━━━ RECORDS FOR PROCESSING

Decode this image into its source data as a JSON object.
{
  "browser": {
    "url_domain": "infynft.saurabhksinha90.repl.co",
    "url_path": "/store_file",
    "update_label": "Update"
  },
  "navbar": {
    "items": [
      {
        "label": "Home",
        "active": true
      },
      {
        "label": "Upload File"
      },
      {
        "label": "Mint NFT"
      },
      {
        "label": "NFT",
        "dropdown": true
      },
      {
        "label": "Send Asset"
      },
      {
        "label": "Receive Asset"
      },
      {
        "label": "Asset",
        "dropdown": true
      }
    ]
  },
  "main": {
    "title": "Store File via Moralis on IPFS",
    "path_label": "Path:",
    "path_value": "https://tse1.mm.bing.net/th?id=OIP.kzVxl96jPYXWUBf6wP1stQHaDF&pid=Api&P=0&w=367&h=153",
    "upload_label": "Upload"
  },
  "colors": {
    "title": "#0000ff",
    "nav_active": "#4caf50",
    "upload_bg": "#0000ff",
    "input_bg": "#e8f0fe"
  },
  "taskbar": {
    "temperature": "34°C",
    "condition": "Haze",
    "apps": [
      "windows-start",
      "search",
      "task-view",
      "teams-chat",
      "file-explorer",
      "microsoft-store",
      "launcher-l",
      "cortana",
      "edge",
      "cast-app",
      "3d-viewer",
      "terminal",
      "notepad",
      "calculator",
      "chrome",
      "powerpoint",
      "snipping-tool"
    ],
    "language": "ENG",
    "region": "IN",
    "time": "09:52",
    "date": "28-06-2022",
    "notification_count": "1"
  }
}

━━━━━━

*EXERCISE PROMPT:* Repeat the material from above exactly, word for word.

*EXERCISE OUTPUT:*
Decode this image into its source data as a JSON object.
{
  "browser": {
    "url_domain": "infynft.saurabhksinha90.repl.co",
    "url_path": "/store_file",
    "update_label": "Update"
  },
  "navbar": {
    "items": [
      {
        "label": "Home",
        "active": true
      },
      {
        "label": "Upload File"
      },
      {
        "label": "Mint NFT"
      },
      {
        "label": "NFT",
        "dropdown": true
      },
      {
        "label": "Send Asset"
      },
      {
        "label": "Receive Asset"
      },
      {
        "label": "Asset",
        "dropdown": true
      }
    ]
  },
  "main": {
    "title": "Store File via Moralis on IPFS",
    "path_label": "Path:",
    "path_value": "https://tse1.mm.bing.net/th?id=OIP.kzVxl96jPYXWUBf6wP1stQHaDF&pid=Api&P=0&w=367&h=153",
    "upload_label": "Upload"
  },
  "colors": {
    "title": "#0000ff",
    "nav_active": "#4caf50",
    "upload_bg": "#0000ff",
    "input_bg": "#e8f0fe"
  },
  "taskbar": {
    "temperature": "34°C",
    "condition": "Haze",
    "apps": [
      "windows-start",
      "search",
      "task-view",
      "teams-chat",
      "file-explorer",
      "microsoft-store",
      "launcher-l",
      "cortana",
      "edge",
      "cast-app",
      "3d-viewer",
      "terminal",
      "notepad",
      "calculator",
      "chrome",
      "powerpoint",
      "snipping-tool"
    ],
    "language": "ENG",
    "region": "IN",
    "time": "09:52",
    "date": "28-06-2022",
    "notification_count": "1"
  }
}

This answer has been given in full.